▼

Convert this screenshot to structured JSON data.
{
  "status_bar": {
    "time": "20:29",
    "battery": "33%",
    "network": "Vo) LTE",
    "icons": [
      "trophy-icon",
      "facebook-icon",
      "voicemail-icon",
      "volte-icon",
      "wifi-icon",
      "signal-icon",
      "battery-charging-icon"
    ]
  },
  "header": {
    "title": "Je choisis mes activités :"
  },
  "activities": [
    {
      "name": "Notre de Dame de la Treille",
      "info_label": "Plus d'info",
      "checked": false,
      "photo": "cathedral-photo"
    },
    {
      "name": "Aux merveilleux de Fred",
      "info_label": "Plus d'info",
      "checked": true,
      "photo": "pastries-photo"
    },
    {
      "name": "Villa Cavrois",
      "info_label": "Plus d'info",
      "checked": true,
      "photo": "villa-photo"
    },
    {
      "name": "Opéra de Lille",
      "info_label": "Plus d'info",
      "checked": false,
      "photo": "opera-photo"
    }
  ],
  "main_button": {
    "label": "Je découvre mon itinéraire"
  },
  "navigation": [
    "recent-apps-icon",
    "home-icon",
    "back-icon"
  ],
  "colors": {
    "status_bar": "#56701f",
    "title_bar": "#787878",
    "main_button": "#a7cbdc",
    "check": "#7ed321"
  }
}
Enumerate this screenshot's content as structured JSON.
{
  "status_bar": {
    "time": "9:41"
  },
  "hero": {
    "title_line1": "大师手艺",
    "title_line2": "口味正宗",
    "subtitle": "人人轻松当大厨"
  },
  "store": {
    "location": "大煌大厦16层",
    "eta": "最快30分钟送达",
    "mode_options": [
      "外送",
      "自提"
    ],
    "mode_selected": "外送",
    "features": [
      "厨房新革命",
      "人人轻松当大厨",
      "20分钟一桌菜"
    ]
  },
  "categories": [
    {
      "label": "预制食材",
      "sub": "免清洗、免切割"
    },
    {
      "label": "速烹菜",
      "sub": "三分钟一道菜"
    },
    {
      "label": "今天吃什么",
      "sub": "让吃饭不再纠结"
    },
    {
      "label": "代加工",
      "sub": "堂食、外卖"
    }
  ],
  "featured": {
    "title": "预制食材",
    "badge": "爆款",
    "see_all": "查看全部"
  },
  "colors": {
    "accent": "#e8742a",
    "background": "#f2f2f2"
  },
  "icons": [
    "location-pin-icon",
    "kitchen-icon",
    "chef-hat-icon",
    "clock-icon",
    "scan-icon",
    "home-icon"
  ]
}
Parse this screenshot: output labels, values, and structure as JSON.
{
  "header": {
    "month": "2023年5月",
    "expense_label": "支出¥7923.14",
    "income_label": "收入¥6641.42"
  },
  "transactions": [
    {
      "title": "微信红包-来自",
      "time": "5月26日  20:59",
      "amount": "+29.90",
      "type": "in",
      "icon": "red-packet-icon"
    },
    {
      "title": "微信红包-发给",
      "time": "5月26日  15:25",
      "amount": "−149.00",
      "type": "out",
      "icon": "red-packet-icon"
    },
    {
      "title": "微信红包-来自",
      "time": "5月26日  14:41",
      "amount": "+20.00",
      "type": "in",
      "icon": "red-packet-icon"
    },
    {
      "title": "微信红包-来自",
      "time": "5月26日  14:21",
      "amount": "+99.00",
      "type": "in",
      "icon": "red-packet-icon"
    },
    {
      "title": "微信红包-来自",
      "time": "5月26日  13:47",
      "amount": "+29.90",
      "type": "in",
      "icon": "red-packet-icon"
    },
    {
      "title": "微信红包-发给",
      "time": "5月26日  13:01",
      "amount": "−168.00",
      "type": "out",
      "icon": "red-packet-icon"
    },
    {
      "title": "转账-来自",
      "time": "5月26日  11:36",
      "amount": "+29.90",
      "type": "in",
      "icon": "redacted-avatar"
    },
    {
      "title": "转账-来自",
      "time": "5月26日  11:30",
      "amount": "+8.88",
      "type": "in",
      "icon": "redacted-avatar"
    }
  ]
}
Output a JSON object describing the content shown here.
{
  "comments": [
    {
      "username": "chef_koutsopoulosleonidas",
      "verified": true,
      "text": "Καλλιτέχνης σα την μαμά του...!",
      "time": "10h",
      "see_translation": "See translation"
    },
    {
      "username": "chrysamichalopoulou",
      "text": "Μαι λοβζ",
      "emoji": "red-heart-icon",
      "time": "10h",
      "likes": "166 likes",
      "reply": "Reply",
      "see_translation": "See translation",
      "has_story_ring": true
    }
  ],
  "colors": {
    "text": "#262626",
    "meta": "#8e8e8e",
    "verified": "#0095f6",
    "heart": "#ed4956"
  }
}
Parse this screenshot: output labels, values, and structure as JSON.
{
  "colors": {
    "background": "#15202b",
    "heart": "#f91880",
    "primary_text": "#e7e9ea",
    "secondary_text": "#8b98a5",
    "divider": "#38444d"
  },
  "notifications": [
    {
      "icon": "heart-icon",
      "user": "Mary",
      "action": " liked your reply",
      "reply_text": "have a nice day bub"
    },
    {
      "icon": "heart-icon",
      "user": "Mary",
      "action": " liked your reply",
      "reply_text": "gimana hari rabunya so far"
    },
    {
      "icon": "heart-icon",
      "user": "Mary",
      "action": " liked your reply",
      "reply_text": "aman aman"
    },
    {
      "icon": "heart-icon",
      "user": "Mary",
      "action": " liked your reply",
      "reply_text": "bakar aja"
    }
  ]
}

▲

▸ Problem details:
Copy each record from above exactly, and include every line.

▸ Solution:
Convert this screenshot to structured JSON data.
{
  "status_bar": {
    "time": "20:29",
    "battery": "33%",
    "network": "Vo) LTE",
    "icons": [
      "trophy-icon",
      "facebook-icon",
      "voicemail-icon",
      "volte-icon",
      "wifi-icon",
      "signal-icon",
      "battery-charging-icon"
    ]
  },
  "header": {
    "title": "Je choisis mes activités :"
  },
  "activities": [
    {
      "name": "Notre de Dame de la Treille",
      "info_label": "Plus d'info",
      "checked": false,
      "photo": "cathedral-photo"
    },
    {
      "name": "Aux merveilleux de Fred",
      "info_label": "Plus d'info",
      "checked": true,
      "photo": "pastries-photo"
    },
    {
      "name": "Villa Cavrois",
      "info_label": "Plus d'info",
      "checked": true,
      "photo": "villa-photo"
    },
    {
      "name": "Opéra de Lille",
      "info_label": "Plus d'info",
      "checked": false,
      "photo": "opera-photo"
    }
  ],
  "main_button": {
    "label": "Je découvre mon itinéraire"
  },
  "navigation": [
    "recent-apps-icon",
    "home-icon",
    "back-icon"
  ],
  "colors": {
    "status_bar": "#56701f",
    "title_bar": "#787878",
    "main_button": "#a7cbdc",
    "check": "#7ed321"
  }
}
Enumerate this screenshot's content as structured JSON.
{
  "status_bar": {
    "time": "9:41"
  },
  "hero": {
    "title_line1": "大师手艺",
    "title_line2": "口味正宗",
    "subtitle": "人人轻松当大厨"
  },
  "store": {
    "location": "大煌大厦16层",
    "eta": "最快30分钟送达",
    "mode_options": [
      "外送",
      "自提"
    ],
    "mode_selected": "外送",
    "features": [
      "厨房新革命",
      "人人轻松当大厨",
      "20分钟一桌菜"
    ]
  },
  "categories": [
    {
      "label": "预制食材",
      "sub": "免清洗、免切割"
    },
    {
      "label": "速烹菜",
      "sub": "三分钟一道菜"
    },
    {
      "label": "今天吃什么",
      "sub": "让吃饭不再纠结"
    },
    {
      "label": "代加工",
      "sub": "堂食、外卖"
    }
  ],
  "featured": {
    "title": "预制食材",
    "badge": "爆款",
    "see_all": "查看全部"
  },
  "colors": {
    "accent": "#e8742a",
    "background": "#f2f2f2"
  },
  "icons": [
    "location-pin-icon",
    "kitchen-icon",
    "chef-hat-icon",
    "clock-icon",
    "scan-icon",
    "home-icon"
  ]
}
Parse this screenshot: output labels, values, and structure as JSON.
{
  "header": {
    "month": "2023年5月",
    "expense_label": "支出¥7923.14",
    "income_label": "收入¥6641.42"
  },
  "transactions": [
    {
      "title": "微信红包-来自",
      "time": "5月26日  20:59",
      "amount": "+29.90",
      "type": "in",
      "icon": "red-packet-icon"
    },
    {
      "title": "微信红包-发给",
      "time": "5月26日  15:25",
      "amount": "−149.00",
      "type": "out",
      "icon": "red-packet-icon"
    },
    {
      "title": "微信红包-来自",
      "time": "5月26日  14:41",
      "amount": "+20.00",
      "type": "in",
      "icon": "red-packet-icon"
    },
    {
      "title": "微信红包-来自",
      "time": "5月26日  14:21",
      "amount": "+99.00",
      "type": "in",
      "icon": "red-packet-icon"
    },
    {
      "title": "微信红包-来自",
      "time": "5月26日  13:47",
      "amount": "+29.90",
      "type": "in",
      "icon": "red-packet-icon"
    },
    {
      "title": "微信红包-发给",
      "time": "5月26日  13:01",
      "amount": "−168.00",
      "type": "out",
      "icon": "red-packet-icon"
    },
    {
      "title": "转账-来自",
      "time": "5月26日  11:36",
      "amount": "+29.90",
      "type": "in",
      "icon": "redacted-avatar"
    },
    {
      "title": "转账-来自",
      "time": "5月26日  11:30",
      "amount": "+8.88",
      "type": "in",
      "icon": "redacted-avatar"
    }
  ]
}
Output a JSON object describing the content shown here.
{
  "comments": [
    {
      "username": "chef_koutsopoulosleonidas",
      "verified": true,
      "text": "Καλλιτέχνης σα την μαμά του...!",
      "time": "10h",
      "see_translation": "See translation"
    },
    {
      "username": "chrysamichalopoulou",
      "text": "Μαι λοβζ",
      "emoji": "red-heart-icon",
      "time": "10h",
      "likes": "166 likes",
      "reply": "Reply",
      "see_translation": "See translation",
      "has_story_ring": true
    }
  ],
  "colors": {
    "text": "#262626",
    "meta": "#8e8e8e",
    "verified": "#0095f6",
    "heart": "#ed4956"
  }
}
Parse this screenshot: output labels, values, and structure as JSON.
{
  "colors": {
    "background": "#15202b",
    "heart": "#f91880",
    "primary_text": "#e7e9ea",
    "secondary_text": "#8b98a5",
    "divider": "#38444d"
  },
  "notifications": [
    {
      "icon": "heart-icon",
      "user": "Mary",
      "action": " liked your reply",
      "reply_text": "have a nice day bub"
    },
    {
      "icon": "heart-icon",
      "user": "Mary",
      "action": " liked your reply",
      "reply_text": "gimana hari rabunya so far"
    },
    {
      "icon": "heart-icon",
      "user": "Mary",
      "action": " liked your reply",
      "reply_text": "aman aman"
    },
    {
      "icon": "heart-icon",
      "user": "Mary",
      "action": " liked your reply",
      "reply_text": "bakar aja"
    }
  ]
}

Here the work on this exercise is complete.